Given data:
## Start

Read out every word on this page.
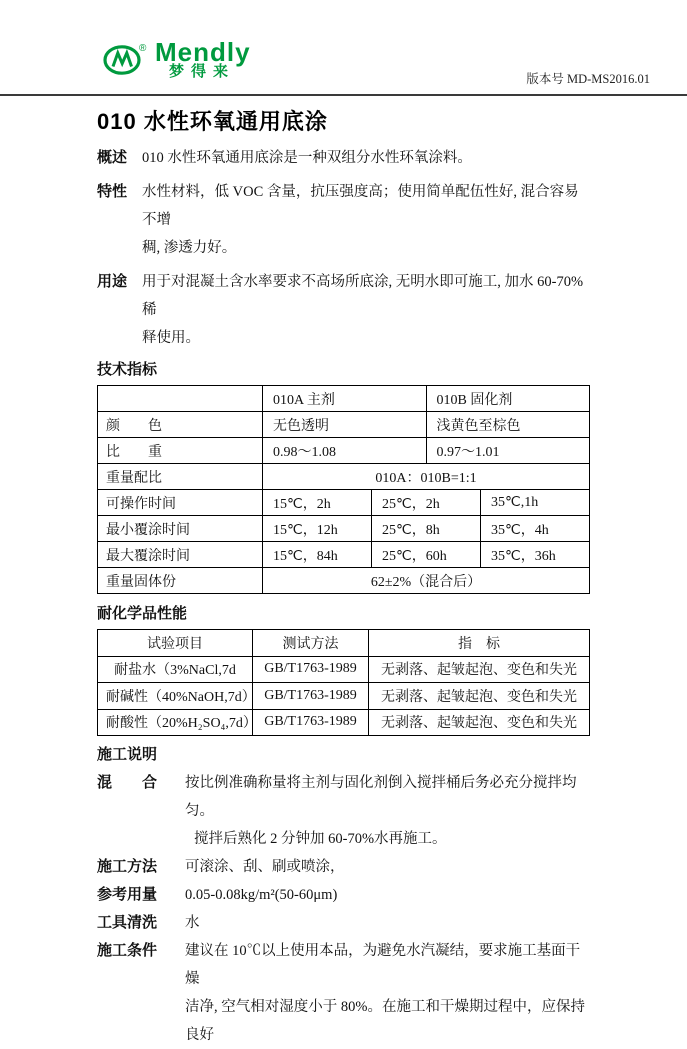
® Mendly
梦得来	版本号 MD-MS2016.01
010 水性环氧通用底涂
概述	010 水性环氧通用底涂是一种双组分水性环氧涂料。
特性	水性材料，低 VOC 含量，抗压强度高；使用简单配伍性好, 混合容易不增
稠, 渗透力好。
用途	用于对混凝土含水率要求不高场所底涂, 无明水即可施工, 加水 60-70%稀
释使用。
技术指标
	010A 主剂		010B 固化剂	
颜　　色	无色透明		浅黄色至棕色	
比　　重	0.98～1.08		0.97～1.01	
重量配比	010A：010B=1:1			
可操作时间	15℃，2h	25℃，2h		35℃,1h
最小覆涂时间	15℃，12h	25℃，8h		35℃，4h
最大覆涂时间	15℃，84h	25℃，60h		35℃，36h
重量固体份	62±2%（混合后）			
耐化学品性能
试验项目	测试方法	指　标
耐盐水（3%NaCl,7d	GB/T1763-1989	无剥落、起皱起泡、变色和失光
耐碱性（40%NaOH,7d）	GB/T1763-1989	无剥落、起皱起泡、变色和失光
耐酸性（20%H₂SO₄,7d）	GB/T1763-1989	无剥落、起皱起泡、变色和失光
施工说明
混　　合	按比例准确称量将主剂与固化剂倒入搅拌桶后务必充分搅拌均匀。
搅拌后熟化 2 分钟加 60-70%水再施工。
施工方法	可滚涂、刮、刷或喷涂，
参考用量	0.05-0.08kg/m²(50-60μm)
工具清洗	水
施工条件	建议在 10℃以上使用本品，为避免水汽凝结，要求施工基面干燥
洁净, 空气相对湿度小于 80%。在施工和干燥期过程中，应保持良好
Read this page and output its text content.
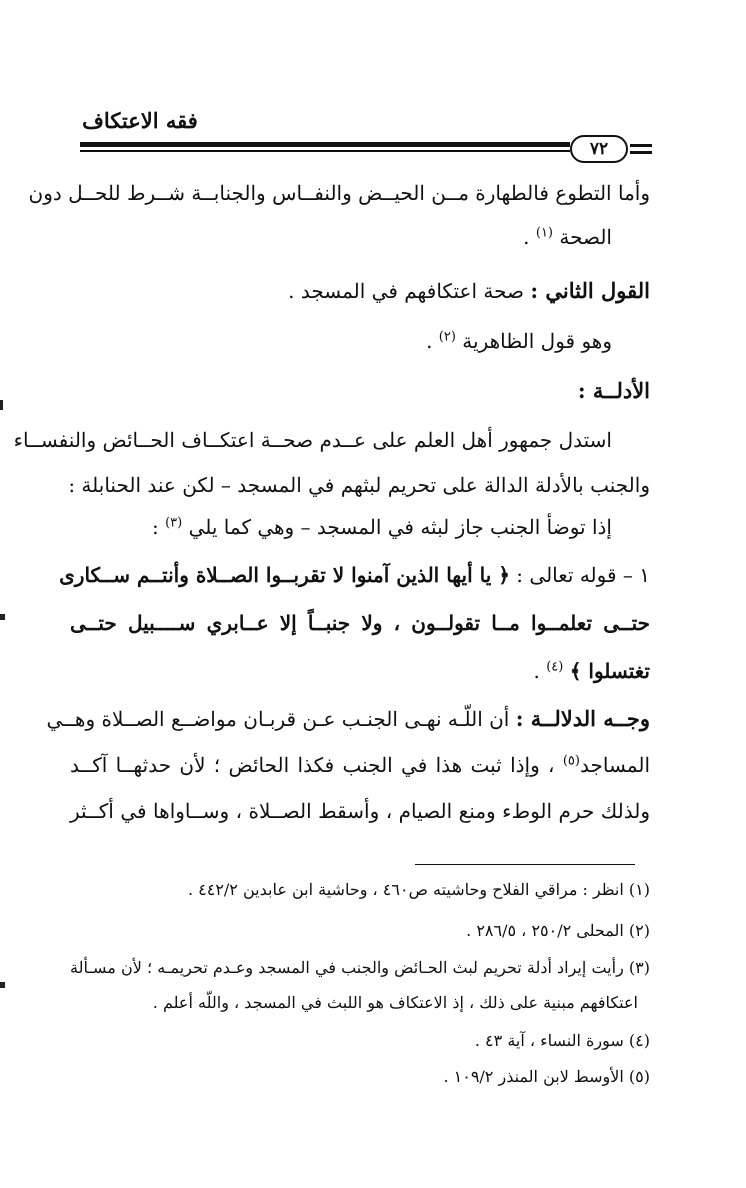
فقه الاعتكاف
٧٢
وأما التطوع فالطهارة مــن الحيــض والنفــاس والجنابــة شــرط للحــل دون
الصحة $^{(١)}$ .
القول الثاني : صحة اعتكافهم في المسجد .
وهو قول الظاهرية $^{(٢)}$ .
الأدلــة :
استدل جمهور أهل العلم على عــدم صحــة اعتكــاف الحــائض والنفســاء
والجنب بالأدلة الدالة على تحريم لبثهم في المسجد – لكن عند الحنابلة :
إذا توضأ الجنب جاز لبثه في المسجد – وهي كما يلي $^{(٣)}$ :
١ – قوله تعالى : ﴿ يا أيها الذين آمنوا لا تقربــوا الصــلاة وأنتــم ســكارى
حتــى تعلمــوا مــا تقولــون ، ولا جنبــاً إلا عــابري ســــبيل حتــى
تغتسلوا ﴾ $^{(٤)}$ .
وجــه الدلالــة : أن اللّـه نهـى الجنـب عـن قربـان مواضــع الصــلاة وهــي
المساجد$^{(٥)}$ ، وإذا ثبت هذا في الجنب فكذا الحائض ؛ لأن حدثهــا آكــد
ولذلك حرم الوطء ومنع الصيام ، وأسقط الصــلاة ، وســاواها في أكــثر
(١) انظر : مراقي الفلاح وحاشيته ص٤٦٠ ، وحاشية ابن عابدين ٤٤٢/٢ .
(٢) المحلى ٢٥٠/٢ ، ٢٨٦/٥ .
(٣) رأيت إيراد أدلة تحريم لبث الحـائض والجنب في المسجد وعـدم تحريمـه ؛ لأن مسـألة
اعتكافهم مبنية على ذلك ، إذ الاعتكاف هو اللبث في المسجد ، واللّه أعلم .
(٤) سورة النساء ، آية ٤٣ .
(٥) الأوسط لابن المنذر ١٠٩/٢ .
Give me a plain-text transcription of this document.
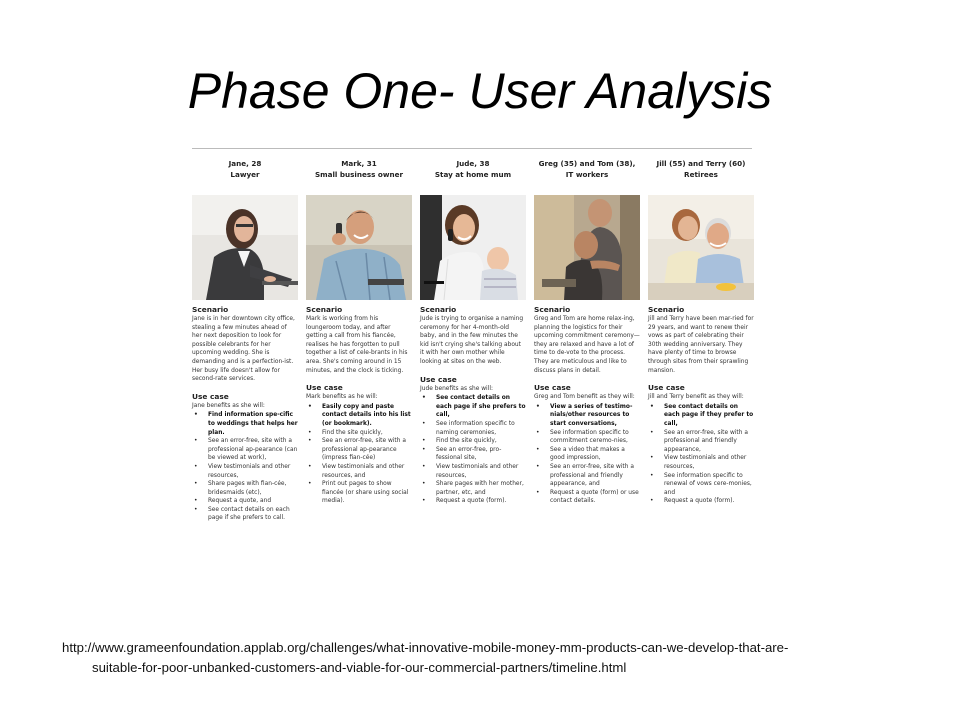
Phase One- User Analysis
Jane, 28
Lawyer
Scenario

Jane is in her downtown city office, stealing a few minutes ahead of her next deposition to look for possible celebrants for her upcoming wedding. She is demanding and is a perfection-ist. Her busy life doesn't allow for second-rate services.

Use case

Jane benefits as she will:

• Find information spe-cific to weddings that helps her plan.
• See an error-free, site with a professional ap-pearance (can be viewed at work),
• View testimonials and other resources,
• Share pages with fian-cée, bridesmaids (etc),
• Request a quote, and
• See contact details on each page if she prefers to call.
Mark, 31
Small business owner
Scenario

Mark is working from his loungeroom today, and after getting a call from his fiancée, realises he has forgotten to pull together a list of cele-brants in his area. She's coming around in 15 minutes, and the clock is ticking.

Use case

Mark benefits as he will:

• Easily copy and paste contact details into his list (or bookmark).
• Find the site quickly,
• See an error-free, site with a professional ap-pearance (impress fian-cée)
• View testimonials and other resources, and
• Print out pages to show fiancée (or share using social media).
Jude, 38
Stay at home mum
Scenario

Jude is trying to organise a naming ceremony for her 4-month-old baby, and in the few minutes the kid isn't crying she's talking about it with her own mother while looking at sites on the web.

Use case

Jude benefits as she will:

• See contact details on each page if she prefers to call,
• See information specific to naming ceremonies,
• Find the site quickly,
• See an error-free, pro-fessional site,
• View testimonials and other resources,
• Share pages with her mother, partner, etc, and
• Request a quote (form).
Greg (35) and Tom (38),
IT workers
Scenario

Greg and Tom are home relax-ing, planning the logistics for their upcoming commitment ceremony—they are relaxed and have a lot of time to de-vote to the process. They are meticulous and like to discuss plans in detail.

Use case

Greg and Tom benefit as they will:

• View a series of testimo-nials/other resources to start conversations,
• See information specific to commitment ceremo-nies,
• See a video that makes a good impression,
• See an error-free, site with a professional and friendly appearance, and
• Request a quote (form) or use contact details.
Jill (55) and Terry (60)
Retirees
Scenario

Jill and Terry have been mar-ried for 29 years, and want to renew their vows as part of celebrating their 30th wedding anniversary. They have plenty of time to browse through sites from their sprawling mansion.

Use case

Jill and Terry benefit as they will:

• See contact details on each page if they prefer to call,
• See an error-free, site with a professional and friendly appearance,
• View testimonials and other resources,
• See information specific to renewal of vows cere-monies, and
• Request a quote (form).

http://www.grameenfoundation.applab.org/challenges/what-innovative-mobile-money-mm-products-can-we-develop-that-are-
suitable-for-poor-unbanked-customers-and-viable-for-our-commercial-partners/timeline.html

## End

Short task:
Verbatim reproduction of every record is required; images are left out.

Problem solution:
Read out every word on this page.
® Mendly
梦得来	版本号 MD-MS2016.01
010 水性环氧通用底涂
概述	010 水性环氧通用底涂是一种双组分水性环氧涂料。
特性	水性材料，低 VOC 含量，抗压强度高；使用简单配伍性好, 混合容易不增
稠, 渗透力好。
用途	用于对混凝土含水率要求不高场所底涂, 无明水即可施工, 加水 60-70%稀
释使用。
技术指标
	010A 主剂		010B 固化剂	
颜　　色	无色透明		浅黄色至棕色	
比　　重	0.98～1.08		0.97～1.01	
重量配比	010A：010B=1:1			
可操作时间	15℃，2h	25℃，2h		35℃,1h
最小覆涂时间	15℃，12h	25℃，8h		35℃，4h
最大覆涂时间	15℃，84h	25℃，60h		35℃，36h
重量固体份	62±2%（混合后）			
耐化学品性能
试验项目	测试方法	指　标
耐盐水（3%NaCl,7d	GB/T1763-1989	无剥落、起皱起泡、变色和失光
耐碱性（40%NaOH,7d）	GB/T1763-1989	无剥落、起皱起泡、变色和失光
耐酸性（20%H₂SO₄,7d）	GB/T1763-1989	无剥落、起皱起泡、变色和失光
施工说明
混　　合	按比例准确称量将主剂与固化剂倒入搅拌桶后务必充分搅拌均匀。
搅拌后熟化 2 分钟加 60-70%水再施工。
施工方法	可滚涂、刮、刷或喷涂，
参考用量	0.05-0.08kg/m²(50-60μm)
工具清洗	水
施工条件	建议在 10℃以上使用本品，为避免水汽凝结，要求施工基面干燥
洁净, 空气相对湿度小于 80%。在施工和干燥期过程中，应保持良好
Read this page and output its text content.
فقه الاعتكاف
٧٢
وأما التطوع فالطهارة مــن الحيــض والنفــاس والجنابــة شــرط للحــل دون
الصحة $^{(١)}$ .
القول الثاني : صحة اعتكافهم في المسجد .
وهو قول الظاهرية $^{(٢)}$ .
الأدلــة :
استدل جمهور أهل العلم على عــدم صحــة اعتكــاف الحــائض والنفســاء
والجنب بالأدلة الدالة على تحريم لبثهم في المسجد – لكن عند الحنابلة :
إذا توضأ الجنب جاز لبثه في المسجد – وهي كما يلي $^{(٣)}$ :
١ – قوله تعالى : ﴿ يا أيها الذين آمنوا لا تقربــوا الصــلاة وأنتــم ســكارى
حتــى تعلمــوا مــا تقولــون ، ولا جنبــاً إلا عــابري ســــبيل حتــى
تغتسلوا ﴾ $^{(٤)}$ .
وجــه الدلالــة : أن اللّـه نهـى الجنـب عـن قربـان مواضــع الصــلاة وهــي
المساجد$^{(٥)}$ ، وإذا ثبت هذا في الجنب فكذا الحائض ؛ لأن حدثهــا آكــد
ولذلك حرم الوطء ومنع الصيام ، وأسقط الصــلاة ، وســاواها في أكــثر
(١) انظر : مراقي الفلاح وحاشيته ص٤٦٠ ، وحاشية ابن عابدين ٤٤٢/٢ .
(٢) المحلى ٢٥٠/٢ ، ٢٨٦/٥ .
(٣) رأيت إيراد أدلة تحريم لبث الحـائض والجنب في المسجد وعـدم تحريمـه ؛ لأن مسـألة
اعتكافهم مبنية على ذلك ، إذ الاعتكاف هو اللبث في المسجد ، واللّه أعلم .
(٤) سورة النساء ، آية ٤٣ .
(٥) الأوسط لابن المنذر ١٠٩/٢ .
Give me a plain-text transcription of this document.
Phase One- User Analysis
Jane, 28
Lawyer
Scenario

Jane is in her downtown city office, stealing a few minutes ahead of her next deposition to look for possible celebrants for her upcoming wedding. She is demanding and is a perfection-ist. Her busy life doesn't allow for second-rate services.

Use case

Jane benefits as she will:

• Find information spe-cific to weddings that helps her plan.
• See an error-free, site with a professional ap-pearance (can be viewed at work),
• View testimonials and other resources,
• Share pages with fian-cée, bridesmaids (etc),
• Request a quote, and
• See contact details on each page if she prefers to call.
Mark, 31
Small business owner
Scenario

Mark is working from his loungeroom today, and after getting a call from his fiancée, realises he has forgotten to pull together a list of cele-brants in his area. She's coming around in 15 minutes, and the clock is ticking.

Use case

Mark benefits as he will:

• Easily copy and paste contact details into his list (or bookmark).
• Find the site quickly,
• See an error-free, site with a professional ap-pearance (impress fian-cée)
• View testimonials and other resources, and
• Print out pages to show fiancée (or share using social media).
Jude, 38
Stay at home mum
Scenario

Jude is trying to organise a naming ceremony for her 4-month-old baby, and in the few minutes the kid isn't crying she's talking about it with her own mother while looking at sites on the web.

Use case

Jude benefits as she will:

• See contact details on each page if she prefers to call,
• See information specific to naming ceremonies,
• Find the site quickly,
• See an error-free, pro-fessional site,
• View testimonials and other resources,
• Share pages with her mother, partner, etc, and
• Request a quote (form).
Greg (35) and Tom (38),
IT workers
Scenario

Greg and Tom are home relax-ing, planning the logistics for their upcoming commitment ceremony—they are relaxed and have a lot of time to de-vote to the process. They are meticulous and like to discuss plans in detail.

Use case

Greg and Tom benefit as they will:

• View a series of testimo-nials/other resources to start conversations,
• See information specific to commitment ceremo-nies,
• See a video that makes a good impression,
• See an error-free, site with a professional and friendly appearance, and
• Request a quote (form) or use contact details.
Jill (55) and Terry (60)
Retirees
Scenario

Jill and Terry have been mar-ried for 29 years, and want to renew their vows as part of celebrating their 30th wedding anniversary. They have plenty of time to browse through sites from their sprawling mansion.

Use case

Jill and Terry benefit as they will:

• See contact details on each page if they prefer to call,
• See an error-free, site with a professional and friendly appearance,
• View testimonials and other resources,
• See information specific to renewal of vows cere-monies, and
• Request a quote (form).

http://www.grameenfoundation.applab.org/challenges/what-innovative-mobile-money-mm-products-can-we-develop-that-are-
suitable-for-poor-unbanked-customers-and-viable-for-our-commercial-partners/timeline.html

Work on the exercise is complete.